• **Set problem**
Quote the records that follow in full, leaving the pictures out.

• **Records**
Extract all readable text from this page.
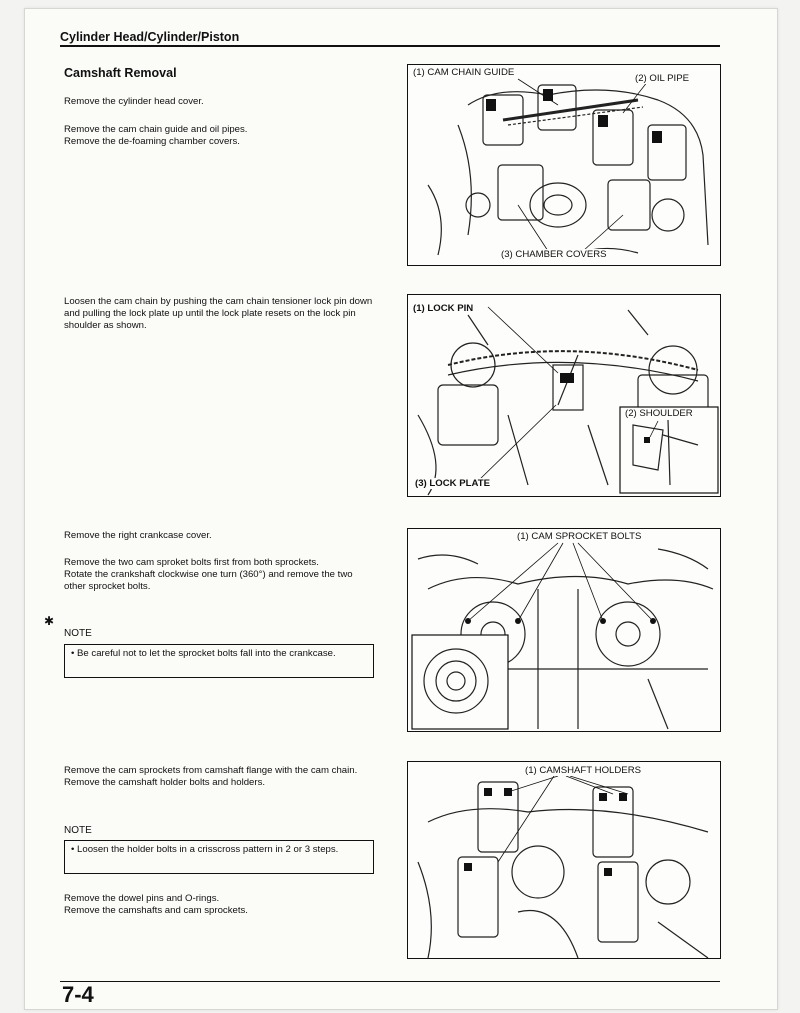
Cylinder Head/Cylinder/Piston
Camshaft Removal
Remove the cylinder head cover.
Remove the cam chain guide and oil pipes.
Remove the de-foaming chamber covers.
Loosen the cam chain by pushing the cam chain tensioner lock pin down and pulling the lock plate up until the lock plate resets on the lock pin shoulder as shown.
Remove the right crankcase cover.
Remove the two cam sproket bolts first from both sprockets.
Rotate the crankshaft clockwise one turn (360°) and remove the two other sprocket bolts.
✱
NOTE
• Be careful not to let the sprocket bolts fall into the crankcase.
Remove the cam sprockets from camshaft flange with the cam chain.
Remove the camshaft holder bolts and holders.
NOTE
• Loosen the holder bolts in a crisscross pattern in 2 or 3 steps.
Remove the dowel pins and O-rings.
Remove the camshafts and cam sprockets.
(1) CAM CHAIN GUIDE
(2) OIL PIPE
(3) CHAMBER COVERS
(1) LOCK PIN
(2) SHOULDER
(3) LOCK PLATE
(1) CAM SPROCKET BOLTS
(1) CAMSHAFT HOLDERS
7-4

• **Task result**
Extract all readable text from this page.
Cylinder Head/Cylinder/Piston
Camshaft Removal
Remove the cylinder head cover.
Remove the cam chain guide and oil pipes.
Remove the de-foaming chamber covers.
Loosen the cam chain by pushing the cam chain tensioner lock pin down and pulling the lock plate up until the lock plate resets on the lock pin shoulder as shown.
Remove the right crankcase cover.
Remove the two cam sproket bolts first from both sprockets.
Rotate the crankshaft clockwise one turn (360°) and remove the two other sprocket bolts.
✱
NOTE
• Be careful not to let the sprocket bolts fall into the crankcase.
Remove the cam sprockets from camshaft flange with the cam chain.
Remove the camshaft holder bolts and holders.
NOTE
• Loosen the holder bolts in a crisscross pattern in 2 or 3 steps.
Remove the dowel pins and O-rings.
Remove the camshafts and cam sprockets.
(1) CAM CHAIN GUIDE
(2) OIL PIPE
(3) CHAMBER COVERS
(1) LOCK PIN
(2) SHOULDER
(3) LOCK PLATE
(1) CAM SPROCKET BOLTS
(1) CAMSHAFT HOLDERS
7-4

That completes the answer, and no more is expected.